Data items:
_ _ _ _
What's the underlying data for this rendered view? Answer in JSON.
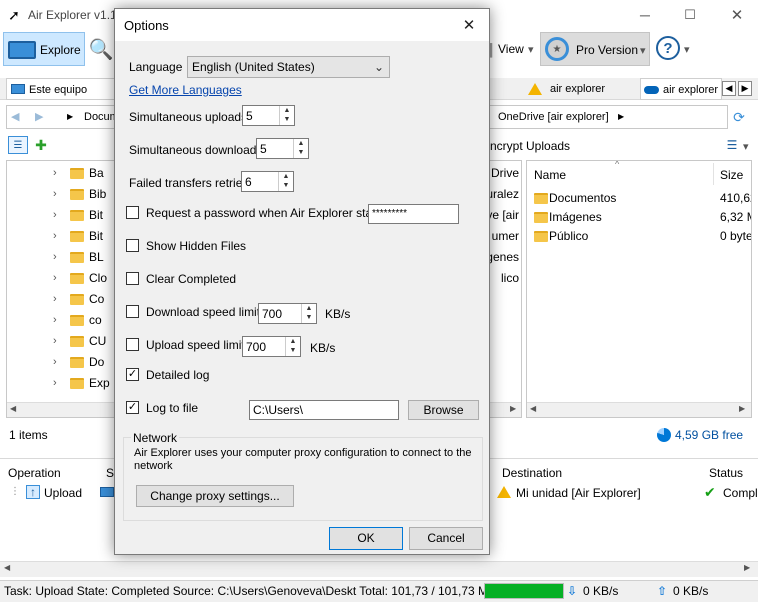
{
  "app": {
    "title": "Air Explorer v1.1",
    "toolbar": {
      "explore_label": "Explore",
      "view_label": "View",
      "pro_label": "Pro Version"
    },
    "tabs": [
      {
        "label": "Este equipo"
      },
      {
        "label": "r"
      },
      {
        "label": "air explorer"
      },
      {
        "label": "air explorer"
      }
    ],
    "left_path": "Docum",
    "right_path": "OneDrive [air explorer]",
    "right_header_caption": "ncrypt Uploads",
    "left_tree": [
      "Ba",
      "Bib",
      "Bit",
      "Bit",
      "BL",
      "Clo",
      "Co",
      "co",
      "CU",
      "Do",
      "Exp"
    ],
    "middle_fragments": [
      "Drive",
      "uralez",
      "ve [air",
      "umer",
      "genes",
      "lico"
    ],
    "right_columns": {
      "name": "Name",
      "size": "Size"
    },
    "right_files": [
      {
        "name": "Documentos",
        "size": "410,62"
      },
      {
        "name": "Imágenes",
        "size": "6,32 M"
      },
      {
        "name": "Público",
        "size": "0 byte"
      }
    ],
    "left_status": "1 items",
    "free_space": "4,59 GB free",
    "queue": {
      "col_operation": "Operation",
      "col_source_fragment": "So",
      "col_destination": "Destination",
      "col_status": "Status",
      "row_operation": "Upload",
      "row_destination": "Mi unidad [Air Explorer]",
      "row_status": "Comple"
    },
    "statusbar": {
      "task": "Task: Upload State: Completed Source: C:\\Users\\Genoveva\\Deskt Total: 101,73 / 101,73 MB",
      "progress": 1.0,
      "download_speed": "0 KB/s",
      "upload_speed": "0 KB/s"
    }
  },
  "dialog": {
    "title": "Options",
    "close_glyph": "✕",
    "language_label": "Language",
    "language_value": "English (United States)",
    "more_languages_link": "Get More Languages",
    "simultaneous_uploads_label": "Simultaneous uploads",
    "simultaneous_uploads_value": "5",
    "simultaneous_downloads_label": "Simultaneous downloads",
    "simultaneous_downloads_value": "5",
    "failed_retries_label": "Failed transfers retries",
    "failed_retries_value": "6",
    "request_password_label": "Request a password when Air Explorer starts",
    "password_value": "*********",
    "show_hidden_label": "Show Hidden Files",
    "clear_completed_label": "Clear Completed",
    "download_limit_label": "Download speed limit",
    "download_limit_value": "700",
    "download_limit_unit": "KB/s",
    "upload_limit_label": "Upload speed limit",
    "upload_limit_value": "700",
    "upload_limit_unit": "KB/s",
    "detailed_log_label": "Detailed log",
    "log_to_file_label": "Log to file",
    "log_path_value": "C:\\Users\\",
    "browse_label": "Browse",
    "network_group_label": "Network",
    "network_text": "Air Explorer uses your computer proxy configuration to connect to the network",
    "change_proxy_label": "Change proxy settings...",
    "ok_label": "OK",
    "cancel_label": "Cancel",
    "checkbox_states": {
      "request_password": false,
      "show_hidden": false,
      "clear_completed": false,
      "download_limit": false,
      "upload_limit": false,
      "detailed_log": true,
      "log_to_file": true
    }
  },
  "colors": {
    "accent_blue": "#0078d7",
    "link_blue": "#0645ad",
    "progress_green": "#06b025",
    "folder_yellow": "#f5c64a"
  }
}
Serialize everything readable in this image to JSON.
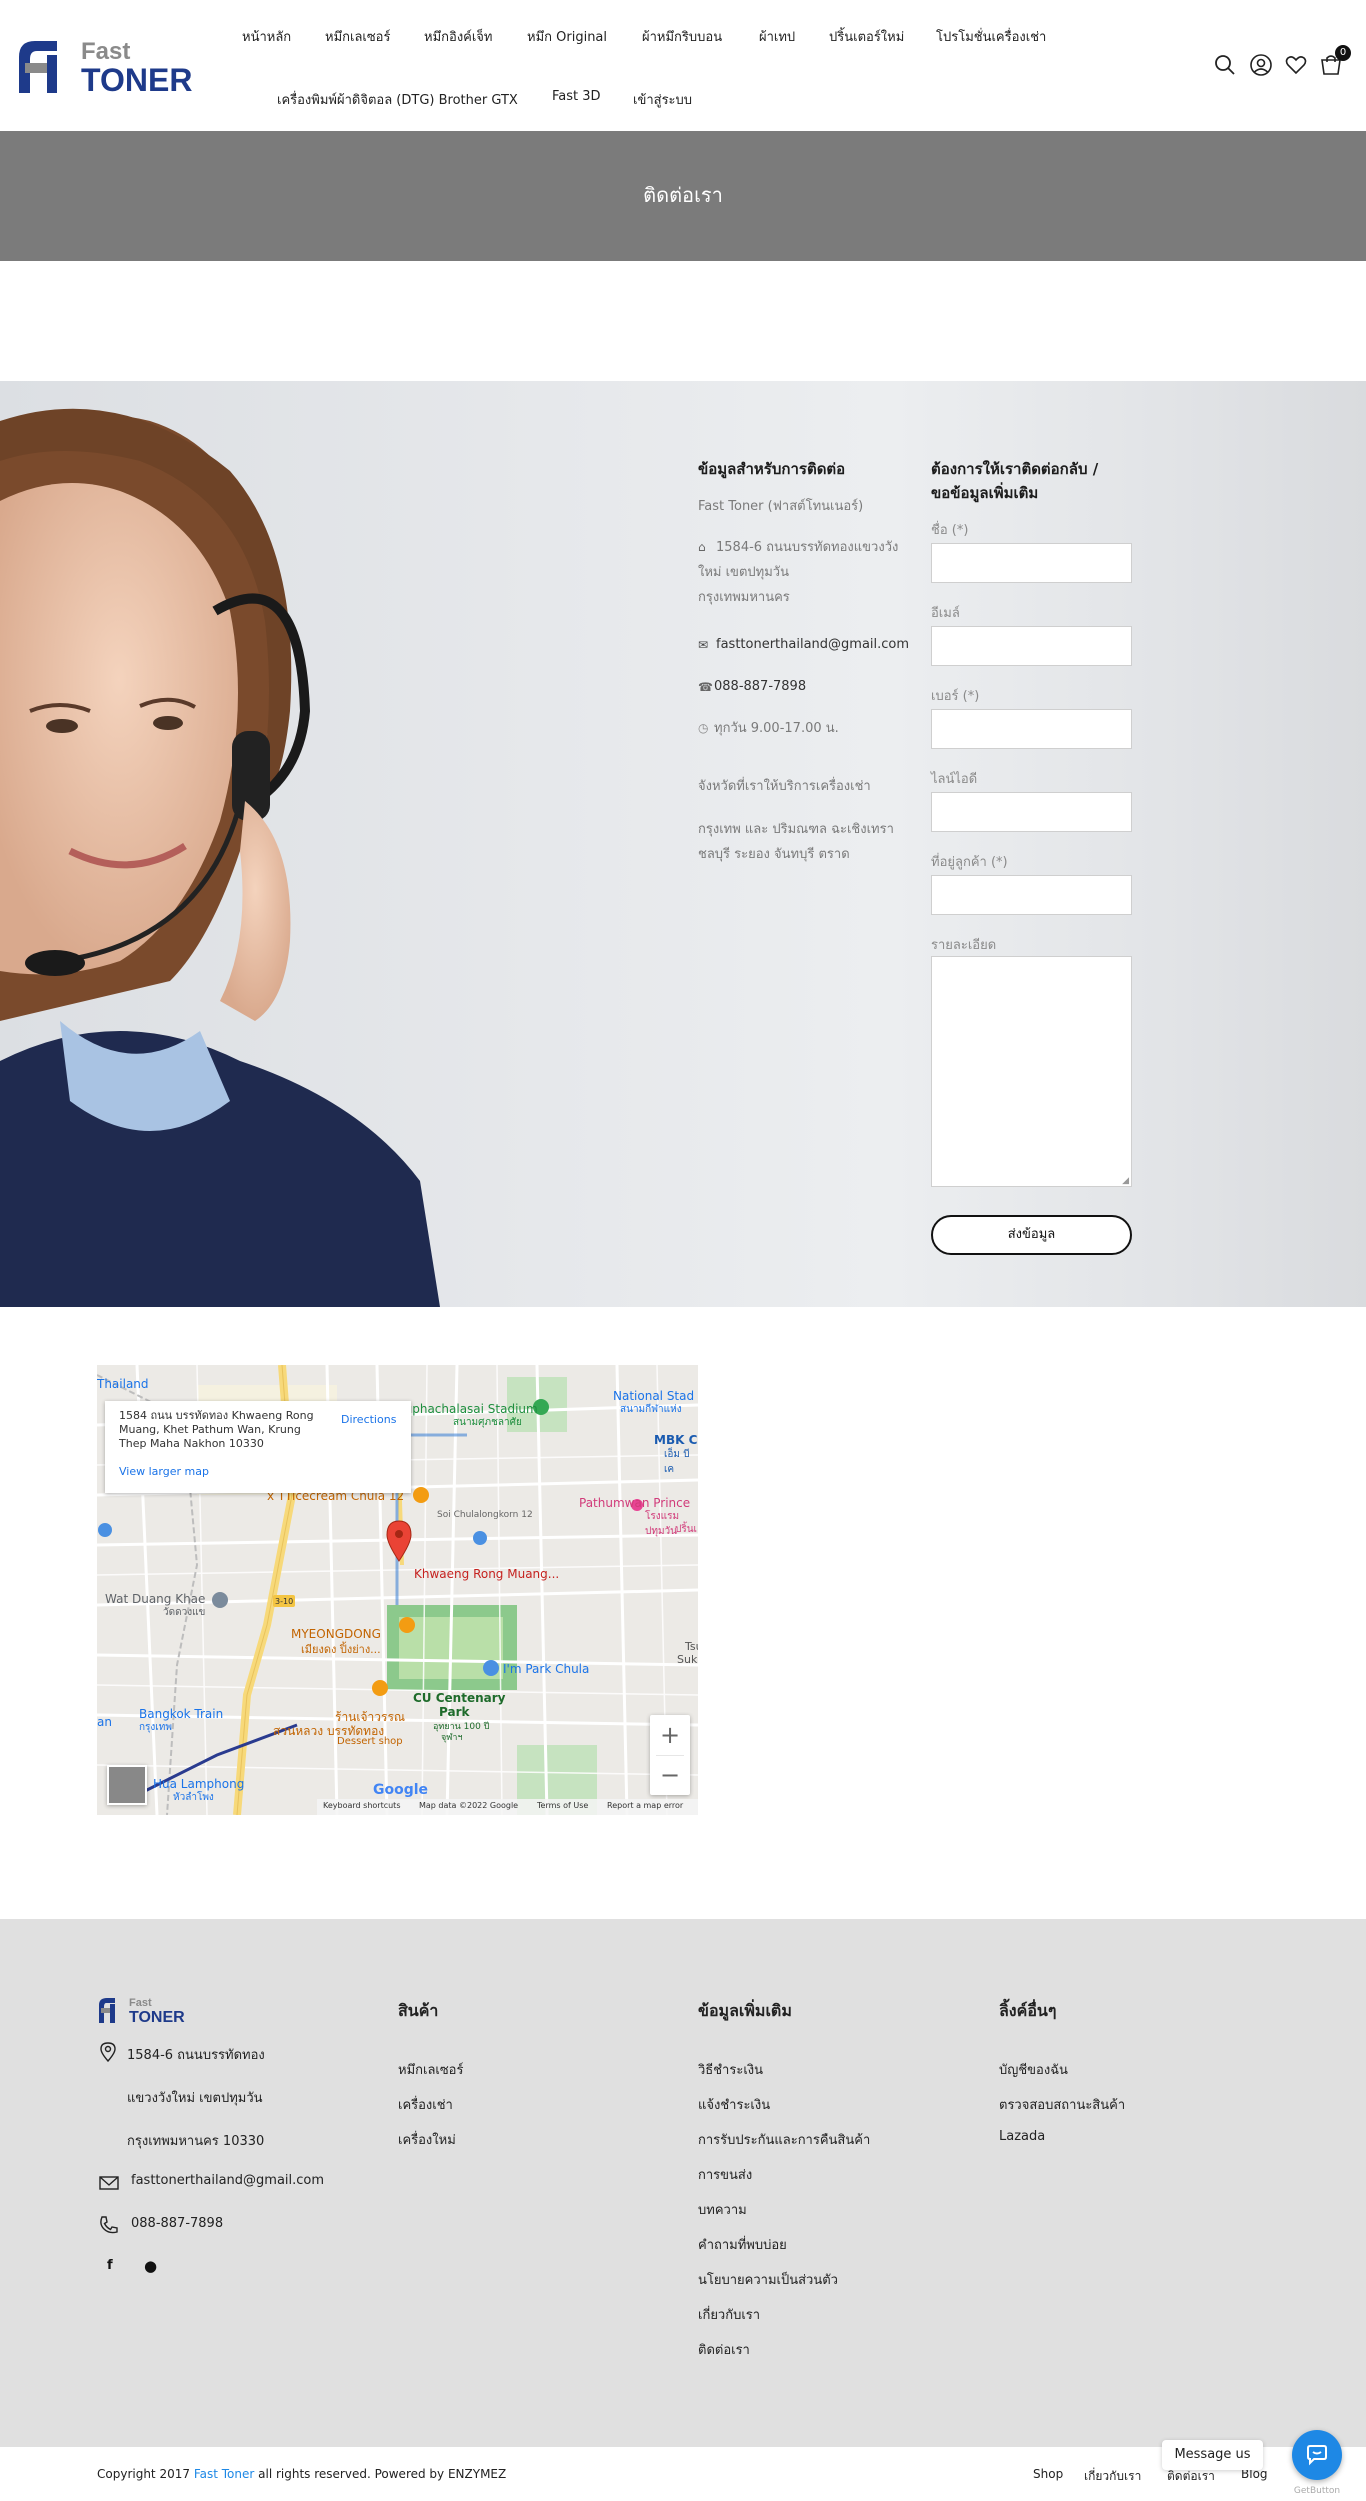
{
  "brand": {
    "logo_top": "Fast",
    "logo_bottom": "TONER",
    "accent": "#1e3a8a",
    "gray": "#8a8a8a"
  },
  "nav": {
    "row1": [
      "หน้าหลัก",
      "หมึกเลเซอร์",
      "หมึกอิงค์เจ็ท",
      "หมึก Original",
      "ผ้าหมึกริบบอน",
      "ผ้าเทป",
      "ปริ้นเตอร์ใหม่",
      "โปรโมชั่นเครื่องเช่า"
    ],
    "row2": [
      "เครื่องพิมพ์ผ้าดิจิตอล (DTG) Brother GTX",
      "Fast 3D",
      "เข้าสู่ระบบ"
    ],
    "cart_count": "0",
    "icons": [
      "search-icon",
      "user-icon",
      "heart-icon",
      "cart-icon"
    ]
  },
  "page_title": "ติดต่อเรา",
  "contact_info": {
    "heading": "ข้อมูลสำหรับการติดต่อ",
    "company": "Fast Toner (ฟาสต์โทนเนอร์)",
    "address_lines": [
      "1584-6 ถนนบรรทัดทองแขวงวัง",
      "ใหม่ เขตปทุมวัน",
      "กรุงเทพมหานคร"
    ],
    "email": "fasttonerthailand@gmail.com",
    "phone": "088-887-7898",
    "hours": "ทุกวัน 9.00-17.00 น.",
    "provinces_heading": "จังหวัดที่เราให้บริการเครื่องเช่า",
    "provinces_lines": [
      "กรุงเทพ และ ปริมณฑล ฉะเชิงเทรา",
      "ชลบุรี ระยอง จันทบุรี ตราด"
    ]
  },
  "form": {
    "heading_lines": [
      "ต้องการให้เราติดต่อกลับ /",
      "ขอข้อมูลเพิ่มเติม"
    ],
    "fields": [
      "ชื่อ (*)",
      "อีเมล์",
      "เบอร์ (*)",
      "ไลน์ไอดี",
      "ที่อยู่ลูกค้า (*)"
    ],
    "details_label": "รายละเอียด",
    "submit": "ส่งข้อมูล"
  },
  "map": {
    "place_address_lines": [
      "1584 ถนน บรรทัดทอง Khwaeng Rong",
      "Muang, Khet Pathum Wan, Krung",
      "Thep Maha Nakhon 10330"
    ],
    "directions": "Directions",
    "view_larger": "View larger map",
    "labels": {
      "thailand": "Thailand",
      "stadium": "Suphachalasai Stadium",
      "stadium_th": "สนามศุภชลาศัย",
      "national_stadium": "National Stad",
      "national_stadium_th": "สนามกีฬาแห่ง",
      "mbk": "MBK C",
      "mbk_th": "เอ็ม บี เค",
      "icecream": "x TTicecream Chula 12",
      "soi": "Soi Chulalongkorn 12",
      "pathumwan": "Pathumwan Prince",
      "pathumwan_th": "โรงแรมปทุมวัน",
      "pathumwan_th2": "ปริ้นเ",
      "marker": "Khwaeng Rong Muang...",
      "watduang": "Wat Duang Khae",
      "watduang_th": "วัดดวงแข",
      "road": "3-10",
      "myeongdong": "MYEONGDONG",
      "myeongdong_th": "เมียงดง ปิ้งย่าง...",
      "parkchula": "I'm Park Chula",
      "tsuk": "Tsu",
      "suk": "Suk",
      "cu_park1": "CU Centenary",
      "cu_park2": "Park",
      "cu_park_th": "อุทยาน 100 ปี",
      "cu_park_th2": "จุฬาฯ",
      "bkk_train": "Bangkok Train",
      "bkk_train_th": "กรุงเทพ",
      "an": "an",
      "dessert_th": "ร้านเจ้าวรรณ",
      "dessert_th2": "สวนหลวง บรรทัดทอง",
      "dessert": "Dessert shop",
      "hualamphong": "Hua Lamphong",
      "hualamphong_th": "หัวลำโพง",
      "google": "Google"
    },
    "footer_items": [
      "Keyboard shortcuts",
      "Map data ©2022 Google",
      "Terms of Use",
      "Report a map error"
    ],
    "zoom_in": "+",
    "zoom_out": "−"
  },
  "footer": {
    "logo_top": "Fast",
    "logo_bottom": "TONER",
    "address_lines": [
      "1584-6 ถนนบรรทัดทอง",
      "แขวงวังใหม่ เขตปทุมวัน",
      "กรุงเทพมหานคร 10330"
    ],
    "email": "fasttonerthailand@gmail.com",
    "phone": "088-887-7898",
    "col1": {
      "heading": "สินค้า",
      "links": [
        "หมึกเลเซอร์",
        "เครื่องเช่า",
        "เครื่องใหม่"
      ]
    },
    "col2": {
      "heading": "ข้อมูลเพิ่มเติม",
      "links": [
        "วิธีชำระเงิน",
        "แจ้งชำระเงิน",
        "การรับประกันและการคืนสินค้า",
        "การขนส่ง",
        "บทความ",
        "คำถามที่พบบ่อย",
        "นโยบายความเป็นส่วนตัว",
        "เกี่ยวกับเรา",
        "ติดต่อเรา"
      ]
    },
    "col3": {
      "heading": "ลิ้งค์อื่นๆ",
      "links": [
        "บัญชีของฉัน",
        "ตรวจสอบสถานะสินค้า",
        "Lazada"
      ]
    }
  },
  "bottom_bar": {
    "copyright_pre": "Copyright 2017",
    "copyright_brand": "Fast Toner",
    "copyright_post": "all rights reserved. Powered by ENZYMEZ",
    "links": [
      "Shop",
      "เกี่ยวกับเรา",
      "ติดต่อเรา",
      "Blog"
    ],
    "message_us": "Message us",
    "getbutton": "GetButton",
    "brand_color": "#1e88e5"
  }
}
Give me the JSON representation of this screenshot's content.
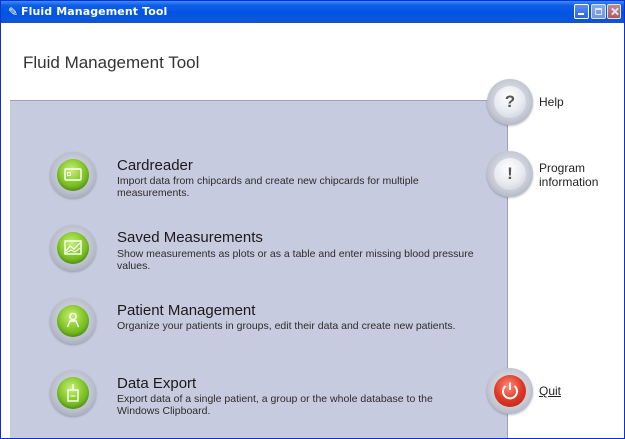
{
  "window": {
    "title": "Fluid Management Tool",
    "title_icon": "pencil-app-icon",
    "colors": {
      "titlebar": "#0054e3",
      "panel": "#c6cbe0",
      "accent_green": "#86c82b",
      "quit_red": "#e03a26"
    }
  },
  "header": {
    "title": "Fluid Management Tool"
  },
  "features": [
    {
      "title": "Cardreader",
      "description": "Import data from chipcards and create new chipcards for multiple measurements.",
      "icon": "card-icon"
    },
    {
      "title": "Saved Measurements",
      "description": "Show measurements as plots or as a table and enter missing blood pressure values.",
      "icon": "chart-icon"
    },
    {
      "title": "Patient Management",
      "description": "Organize your patients in groups, edit their data and create new patients.",
      "icon": "patient-icon"
    },
    {
      "title": "Data Export",
      "description": "Export data of a single patient, a group or the whole database to the Windows Clipboard.",
      "icon": "export-icon"
    }
  ],
  "side": {
    "help": {
      "symbol": "?",
      "label": "Help"
    },
    "info": {
      "symbol": "!",
      "label": "Program\ninformation"
    },
    "quit": {
      "label": "Quit",
      "icon": "power-icon"
    }
  }
}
_ _ _ _
◆ TASK INSTRUCTIONS:
Set out, exactly as given, the line that contains "Give me the" along with each line after it through the end of the records above; omit the pictures.

◆ RESULT BELOW:
Give me the JSON representation of this screenshot's content.
{
  "window": {
    "title": "Fluid Management Tool",
    "title_icon": "pencil-app-icon",
    "colors": {
      "titlebar": "#0054e3",
      "panel": "#c6cbe0",
      "accent_green": "#86c82b",
      "quit_red": "#e03a26"
    }
  },
  "header": {
    "title": "Fluid Management Tool"
  },
  "features": [
    {
      "title": "Cardreader",
      "description": "Import data from chipcards and create new chipcards for multiple measurements.",
      "icon": "card-icon"
    },
    {
      "title": "Saved Measurements",
      "description": "Show measurements as plots or as a table and enter missing blood pressure values.",
      "icon": "chart-icon"
    },
    {
      "title": "Patient Management",
      "description": "Organize your patients in groups, edit their data and create new patients.",
      "icon": "patient-icon"
    },
    {
      "title": "Data Export",
      "description": "Export data of a single patient, a group or the whole database to the Windows Clipboard.",
      "icon": "export-icon"
    }
  ],
  "side": {
    "help": {
      "symbol": "?",
      "label": "Help"
    },
    "info": {
      "symbol": "!",
      "label": "Program\ninformation"
    },
    "quit": {
      "label": "Quit",
      "icon": "power-icon"
    }
  }
}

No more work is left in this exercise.